• Available data:

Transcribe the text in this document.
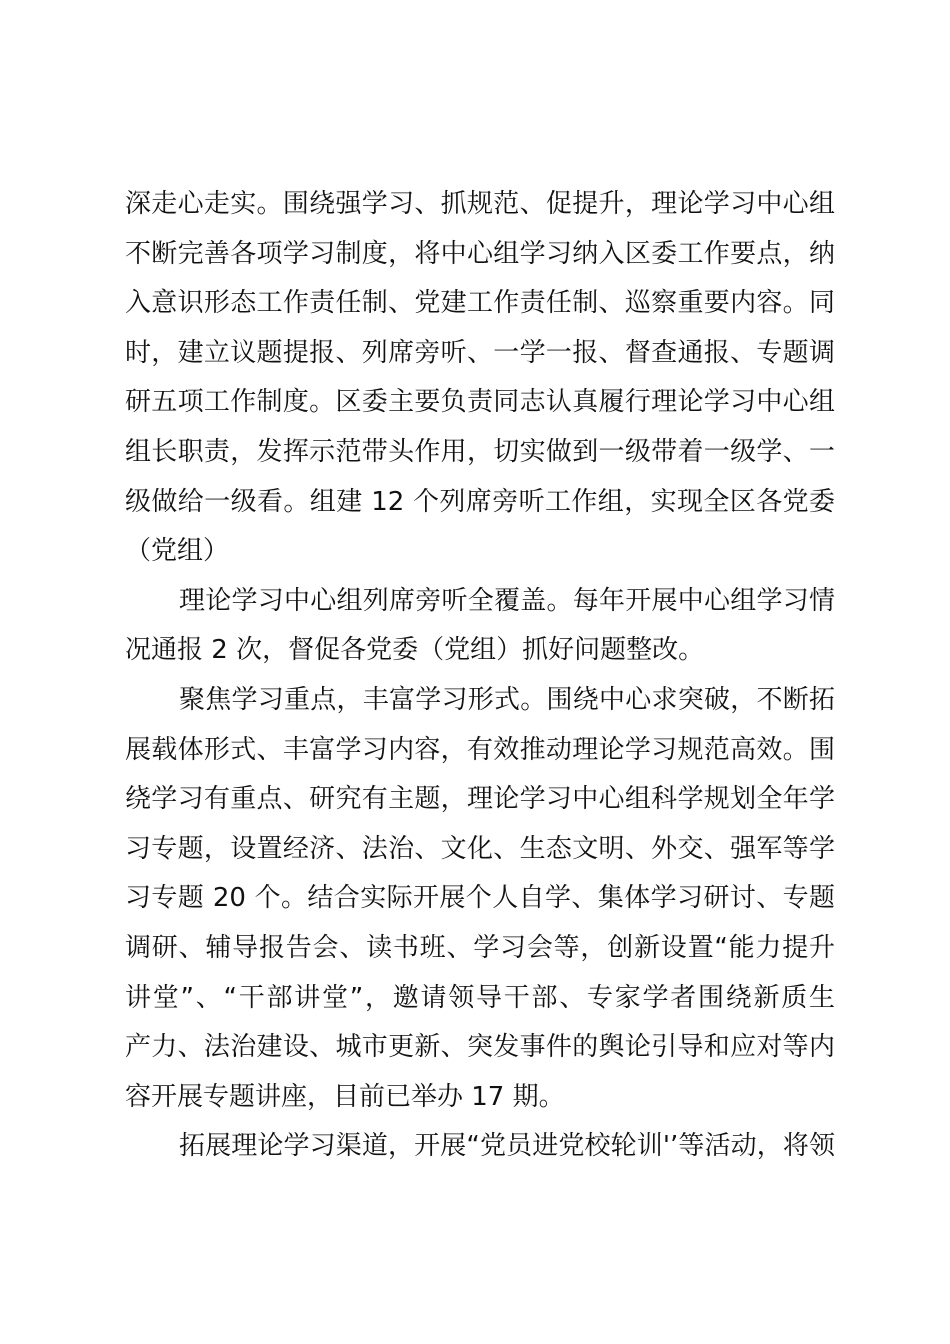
深走心走实。围绕强学习、抓规范、促提升，理论学习中心组
不断完善各项学习制度，将中心组学习纳入区委工作要点，纳
入意识形态工作责任制、党建工作责任制、巡察重要内容。同
时，建立议题提报、列席旁听、一学一报、督查通报、专题调
研五项工作制度。区委主要负责同志认真履行理论学习中心组
组长职责，发挥示范带头作用，切实做到一级带着一级学、一
级做给一级看。组建 12 个列席旁听工作组，实现全区各党委
（党组）
理论学习中心组列席旁听全覆盖。每年开展中心组学习情
况通报 2 次，督促各党委（党组）抓好问题整改。
聚焦学习重点，丰富学习形式。围绕中心求突破，不断拓
展载体形式、丰富学习内容，有效推动理论学习规范高效。围
绕学习有重点、研究有主题，理论学习中心组科学规划全年学
习专题，设置经济、法治、文化、生态文明、外交、强军等学
习专题 20 个。结合实际开展个人自学、集体学习研讨、专题
调研、辅导报告会、读书班、学习会等，创新设置“能力提升
讲堂”、“干部讲堂”，邀请领导干部、专家学者围绕新质生
产力、法治建设、城市更新、突发事件的舆论引导和应对等内
容开展专题讲座，目前已举办 17 期。
拓展理论学习渠道，开展“党员进党校轮训'’等活动，将领
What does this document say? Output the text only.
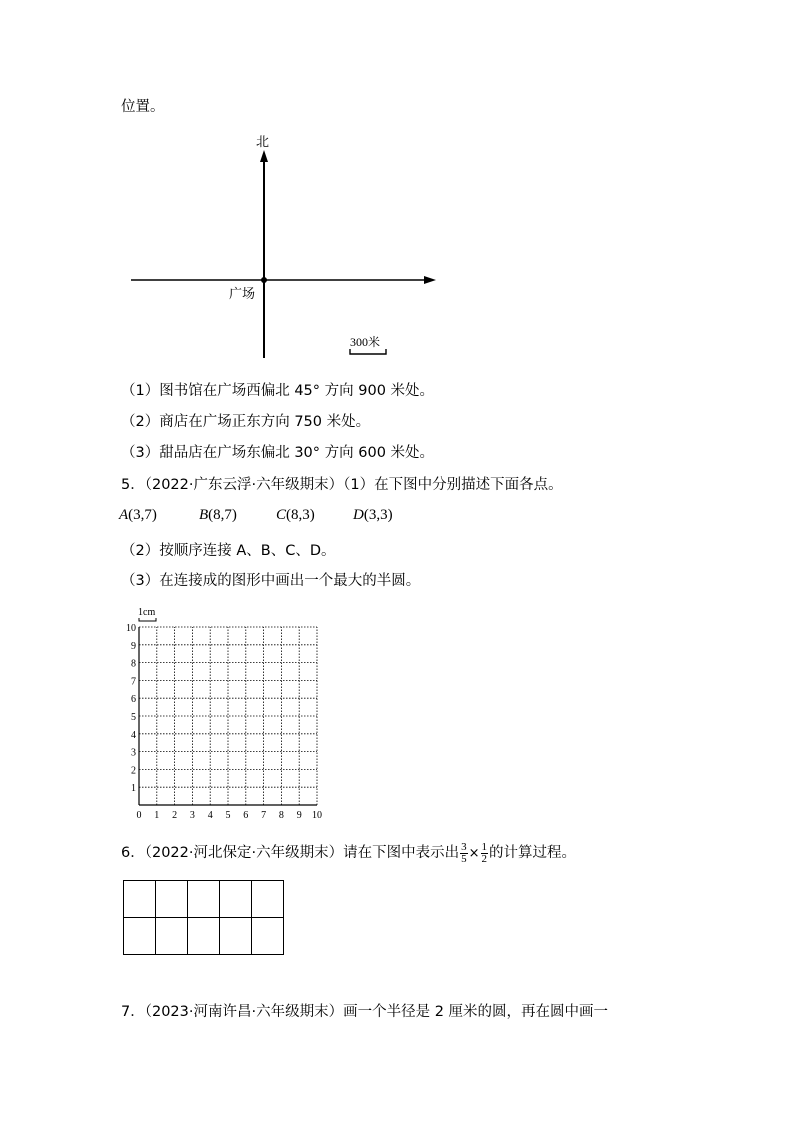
位置。
北
广场
300米
（1）图书馆在广场西偏北 45° 方向 900 米处。
（2）商店在广场正东方向 750 米处。
（3）甜品店在广场东偏北 30° 方向 600 米处。
5．（2022·广东云浮·六年级期末）（1）在下图中分别描述下面各点。
A(3,7)	B(8,7)	C(8,3)	D(3,3)
（2）按顺序连接 A、B、C、D。
（3）在连接成的图形中画出一个最大的半圆。
1cm
10
9
8
7
6
5
4
3
2
1
0 1 2 3 4 5 6 7 8 9 10
6．（2022·河北保定·六年级期末）请在下图中表示出 $\frac{3}{5} \times \frac{1}{2}$ 的计算过程。

7．（2023·河南许昌·六年级期末）画一个半径是 2 厘米的圆，再在圆中画一
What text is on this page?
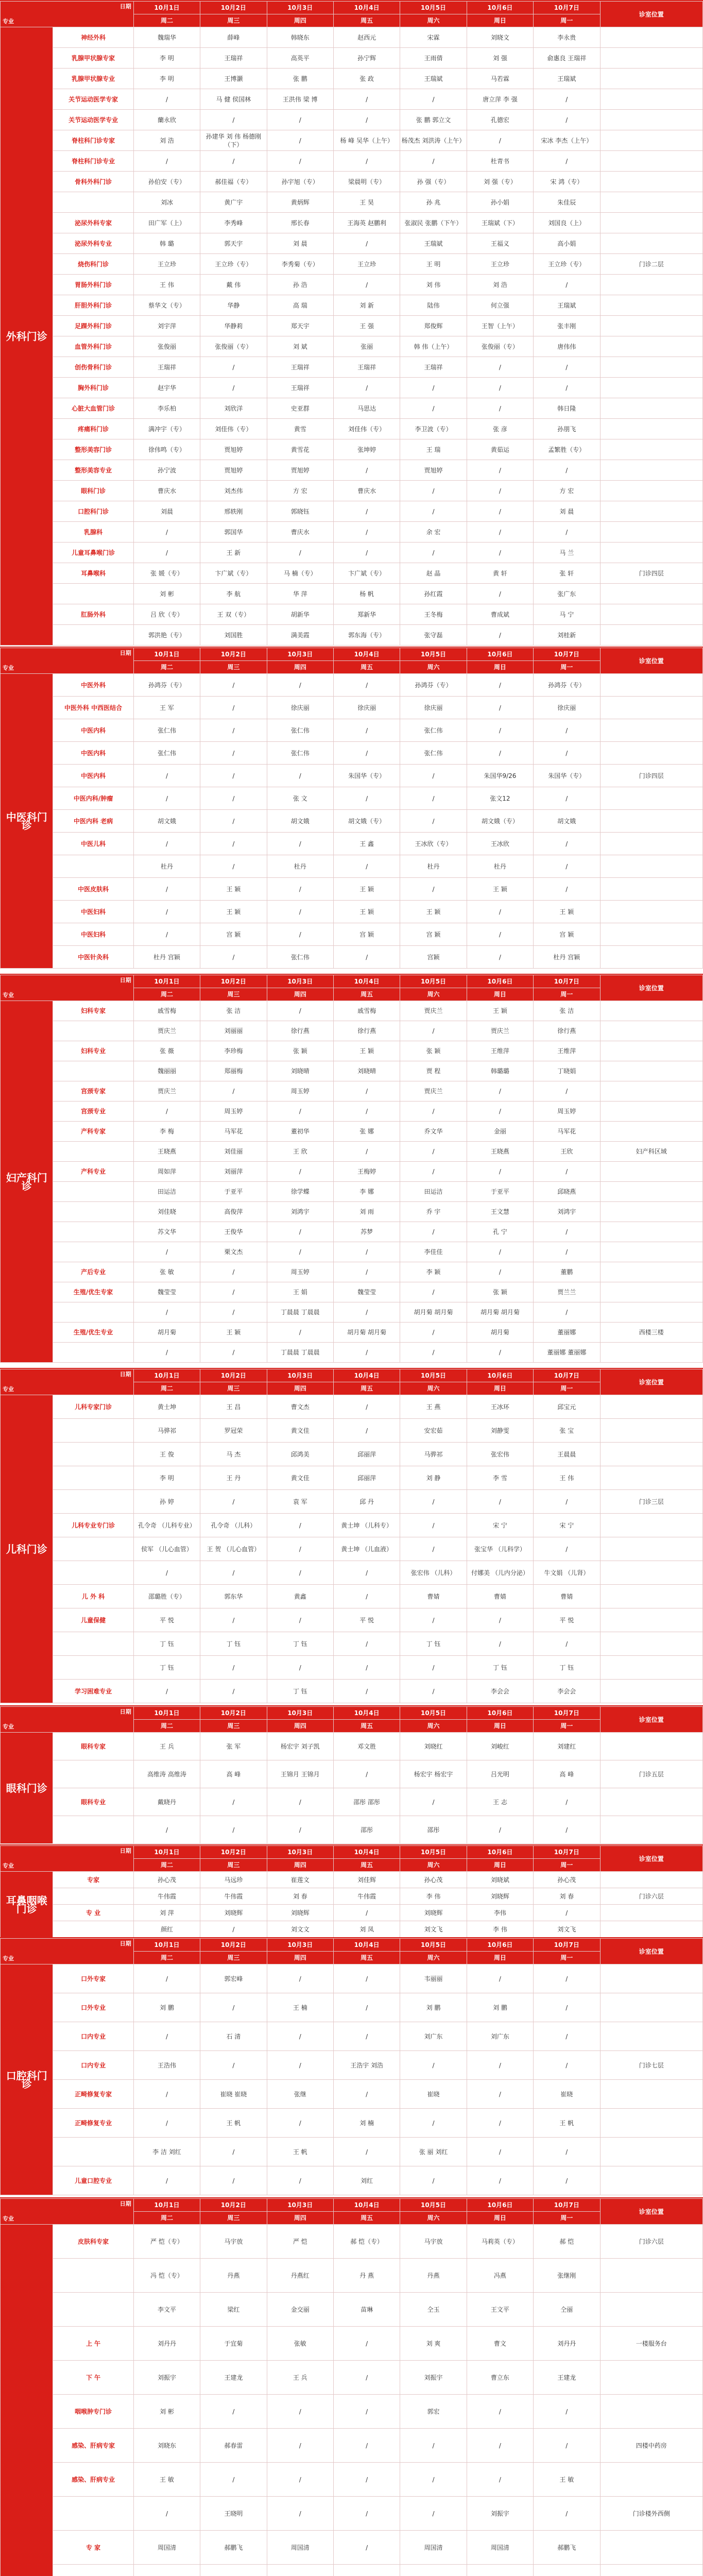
日期
专业		10月1日	10月2日	10月3日	10月4日	10月5日	10月6日	10月7日	诊室位置
		周二	周三	周四	周五	周六	周日	周一	
外科门诊	神经外科	魏瑞华	薛峰	韩晓东	赵西元	宋霖	刘晓文	李永贵	
	乳腺甲状腺专家	李 明	王瑞祥	高英平	孙宁辉	王雨倩	刘 强	俞惠良 王瑞祥	
	乳腺甲状腺专业	李 明	王博灏	张 鹏	张 政	王瑞斌	马若霖	王瑞斌	
	关节运动医学专家	/	马 健 侯国林	王洪伟 梁 博	/	/	唐立萍 李 强	/	
	关节运动医学专业	蘭永欣	/	/	/	张 鹏 郭立文	孔德宏	/	
	脊柱科门诊专家	刘 浩	孙建华 刘 伟 杨德刚（下）	/	杨 峰 吴华（上午）	杨茂杰 刘洪涛（上午）	/	宋冰 李杰（上午）	
	脊柱科门诊专业	/	/	/	/	/	杜青书	/	
	骨科外科门诊	孙伯安（专）	郝佳福（专）	孙宇旭（专）	梁晨明（专）	孙 强（专）	刘 强（专）	宋 鸿（专）	
		刘冰	黄广宇	黄炳辉	王 昊	孙 兆	孙小娟	朱佳辰	
	泌尿外科专家	田广军（上）	李秀峰	邢长春	王海英 赵鹏利	张淑民 张鹏（下午）	王瑞斌（下）	刘国良（上）	
	泌尿外科专业	韩 璐	郭天宇	刘 晨	/	王瑞斌	王福义	高小娟	
	烧伤科门诊	王立珍	王立珍（专）	李秀菊（专）	王立珍	王 明	王立珍	王立珍（专）	门诊二层
	胃肠外科门诊	王 伟	戴 伟	孙 浩	/	刘 伟	刘 浩	/	
	肝胆外科门诊	蔡华文（专）	华静	高 瑞	刘 新	陆伟	何立强	王瑞斌	
	足踝外科门诊	刘宇萍	华静莉	郑天宇	王 强	郑俊辉	王智（上午）	张丰刚	
	血管外科门诊	张俊丽	张俊丽（专）	刘 斌	张丽	韩 伟（上午）	张俊丽（专）	唐伟伟	
	创伤骨科门诊	王瑞祥	/	王瑞祥	王瑞祥	王瑞祥	/	/	
	胸外科门诊	赵宇华	/	王瑞祥	/	/	/	/	
	心脏大血管门诊	李乐柏	刘欣洋	史亚群	马思达	/	/	韩日隆	
	疼痛科门诊	满冲宇（专）	刘佳伟（专）	黄雪	刘佳伟（专）	李卫波（专）	张 彦	孙朋飞	
	整形美容门诊	徐伟鸣（专）	贾旭婷	黄雪花	张坤婷	王 瑞	黄茹运	孟繁胜（专）	
	整形美容专业	孙宁波	贾旭婷	贾旭婷	/	贾旭婷	/	/	
	眼科门诊	曹庆水	刘杰伟	方 宏	曹庆水	/	/	方 宏	
	口腔科门诊	刘晨	邢轶刚	郭晓钰	/	/	/	刘 晨	
	乳腺科	/	郭国华	曹庆水	/	余 宏	/	/	
	儿童耳鼻喉门诊	/	王 新	/	/	/	/	马 兰	
	耳鼻喉科	张 媛（专）	卞广斌（专）	马 楠（专）	卞广斌（专）	赵 晶	黄 轩	张 轩	门诊四层
		刘 彬	李 航	华 萍	杨 帆	孙红霞	/	张广东	
	肛肠外科	吕 欣（专）	王 双（专）	胡新华	郑新华	王冬梅	曹成斌	马 宁	
		郭洪艳（专）	刘国胜	满美霞	郭东海（专）	张守磊	/	刘桂新	
日期
专业		10月1日	10月2日	10月3日	10月4日	10月5日	10月6日	10月7日	诊室位置
		周二	周三	周四	周五	周六	周日	周一	
中医科门诊	中医外科	孙鸿芬（专）	/	/	/	孙鸿芬（专）	/	孙鸿芬（专）	
	中医外科 中西医结合	王 军	/	徐庆丽	徐庆丽	徐庆丽	/	徐庆丽	
	中医内科	张仁伟	/	张仁伟	/	张仁伟	/	/	
	中医内科	张仁伟	/	张仁伟	/	张仁伟	/	/	
	中医内科	/	/	/	朱国华（专）	/	朱国华9/26	朱国华（专）	门诊四层
	中医内科/肿瘤	/	/	张 文	/	/	张文12	/	
	中医内科 老病	胡文娥	/	胡文娥	胡文娥（专）	/	胡文娥（专）	胡文娥	
	中医儿科	/	/	/	王 鑫	王冰欣（专）	王冰欣	/	
		杜丹	/	杜丹	/	杜丹	杜丹	/	
	中医皮肤科	/	王 颖	/	王 颖	/	王 颖	/	
	中医妇科	/	王 颖	/	王 颖	王 颖	/	王 颖	
	中医妇科	/	宫 颖	/	宫 颖	宫 颖	/	宫 颖	
	中医针灸科	杜丹 宫颖	/	张仁伟	/	宫颖	/	杜丹 宫颖	
日期
专业		10月1日	10月2日	10月3日	10月4日	10月5日	10月6日	10月7日	诊室位置
		周二	周三	周四	周五	周六	周日	周一	
妇产科门诊	妇科专家	戚雪梅	张 洁	/	戚雪梅	贾庆兰	王 颖	张 洁	
		贾庆兰	刘丽丽	徐行燕	徐行燕	/	贾庆兰	徐行燕	
	妇科专业	张 薇	李珍梅	张 颖	王 颖	张 颖	王维萍	王维萍	
		魏丽丽	郑丽梅	刘晓晴	刘晓晴	贾 程	韩璐璐	丁晓娟	
	宫颈专家	贾庆兰	/	周玉婷	/	贾庆兰	/	/	
	宫颈专业	/	周玉婷	/	/	/	/	周玉婷	
	产科专家	李 梅	马军花	董初华	张 娜	乔文华	金丽	马军花	
		王晓燕	刘佳丽	王 欣	/	/	王晓燕	王欣	妇产科区域
	产科专业	周如萍	刘丽萍	/	王梅婷	/	/	/	
		田运洁	于亚平	徐学蝶	李 娜	田运洁	于亚平	邱晓燕	
		刘佳晓	高俊萍	刘鸿宇	刘 雨	乔 宇	王文慧	刘鸿宇	
		苏文华	王俊华	/	苏梦	/	孔 宁	/	
		/	栗文杰	/	/	李佳佳	/	/	
	产后专业	张 敏	/	周玉婷	/	李 颖	/	董鹏	
	生殖/优生专家	魏莹莹	/	王 娟	魏莹莹	/	张 颖	贾兰兰	
		/	/	丁晨晨 丁晨晨	/	胡月菊 胡月菊	胡月菊 胡月菊	/	
	生殖/优生专业	胡月菊	王 颖	/	胡月菊 胡月菊	/	胡月菊	董丽娜	西楼三楼
		/	/	丁晨晨 丁晨晨	/	/	/	董丽娜 董丽娜	
日期
专业		10月1日	10月2日	10月3日	10月4日	10月5日	10月6日	10月7日	诊室位置
		周二	周三	周四	周五	周六	周日	周一	
儿科门诊	儿科专家门诊	黄士坤	王 昌	曹文杰	/	王 燕	王冰环	邱宝元	
		马骅祁	罗冠荣	黄文佳	/	安宏茹	刘静雯	张 宝	
		王 俊	马 杰	邱鸿美	邱丽萍	马骅祁	张宏伟	王晨晨	
		李 明	王 丹	黄文佳	邱丽萍	刘 静	李 雪	王 伟	
		孙 婷	/	袁 军	邱 丹	/	/	/	门诊三层
	儿科专业专门诊	孔令奇 （儿科专业）	孔令奇 （儿科）	/	黄士坤 （儿科专）	/	宋 宁	宋 宁	
		侯军 （儿心血管）	王 贺 （儿心血管）	/	黄士坤 （儿血液）	/	张宝华 （儿科学）	/	
		/	/	/	/	张宏伟 （儿科）	付娜美 （儿内分泌）	牛文娟 （儿肾）	
	儿 外 科	邵璐胜（专）	郭东华	黄鑫	/	曹婧	曹婧	曹婧	
	儿童保健	平 悦	/	/	平 悦	/	/	平 悦	
		丁 钰	丁 钰	丁 钰	/	丁 钰	/	/	
		丁 钰	/	/	/	/	丁 钰	丁 钰	
	学习困难专业	/	/	丁 钰	/	/	李会会	李会会	
日期
专业		10月1日	10月2日	10月3日	10月4日	10月5日	10月6日	10月7日	诊室位置
		周二	周三	周四	周五	周六	周日	周一	
眼科门诊	眼科专家	王 兵	张 军	杨宏宇 刘子凯	邓文胜	刘晓红	刘峻红	刘建红	
		高维涛 高维涛	高 峰	王锦月 王锦月	/	杨宏宇 杨宏宇	吕光明	高 峰	门诊五层
	眼科专业	戴晓丹	/	/	邵彤 邵彤	/	王 志	/	
		/	/	/	邵彤	邵彤	/	/	
日期
专业		10月1日	10月2日	10月3日	10月4日	10月5日	10月6日	10月7日	诊室位置
		周二	周三	周四	周五	周六	周日	周一	
耳鼻咽喉门诊	专家	孙心茂	马远珍	崔莲文	刘佳辉	孙心茂	刘晓斌	孙心茂	
		牛伟霞	牛伟霞	刘 春	牛伟霞	李 伟	刘晓辉	刘 春	门诊六层
	专 业	刘 萍	刘晓辉	刘晓辉	/	刘晓辉	李伟	/	
		颜红	/	刘文文	刘 凤	刘文飞	李 伟	刘文飞	
日期
专业		10月1日	10月2日	10月3日	10月4日	10月5日	10月6日	10月7日	诊室位置
		周二	周三	周四	周五	周六	周日	周一	
口腔科门诊	口外专家	/	郭宏峰	/	/	韦丽丽	/	/	
	口外专业	刘 鹏	/	王 楠	/	刘 鹏	刘 鹏	/	
	口内专业	/	石 清	/	/	刘广东	刘广东	/	
	口内专业	王浩伟	/	/	王浩宇 刘浩	/	/	/	门诊七层
	正畸修复专家	/	崔晓 崔晓	张继	/	崔晓	/	崔晓	
	正畸修复专业	/	王 帆	/	刘 楠	/	/	王 帆	
		李 洁 刘红	/	王 帆	/	张 丽 刘红	/	/	
	儿童口腔专业	/	/	/	刘红	/	/	/	
日期
专业		10月1日	10月2日	10月3日	10月4日	10月5日	10月6日	10月7日	诊室位置
		周二	周三	周四	周五	周六	周日	周一	
	皮肤科专家	严 恺（专）	马宇放	严 恺	郝 恺（专）	马宇放	马莉英（专）	郝 恺	门诊六层
		冯 恺（专）	丹燕	丹燕红	丹 燕	丹燕	冯燕	张继刚	
		李文平	梁红	金交丽	苗琳	仝玉	王文平	仝丽	
	上 午	刘丹丹	于宜菊	张敏	/	刘 爽	曹文	刘丹丹	一楼服务台
	下 午	刘振宇	王建龙	王 兵	/	刘振宇	曹立东	王建龙	
	咽喉肿专门诊	刘 彬	/	/	/	郭宏	/	/	
	感染、肝病专家	刘晓东	郝春雷	/	/	/	/	/	四楼中药房
	感染、肝病专业	王 敏	/	/	/	/	/	王 敏	
		/	王晓明	/	/	/	刘振宇	/	门诊楼外西侧
	专 家	周国清	郝鹏飞	周国清	/	周国清	周国清	郝鹏飞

• Short task:
Extract all lines from the data in which "text" is found.

• Reply to the task:
Transcribe the text in this document.
What does this document say? Output the text only.
What text is on this page?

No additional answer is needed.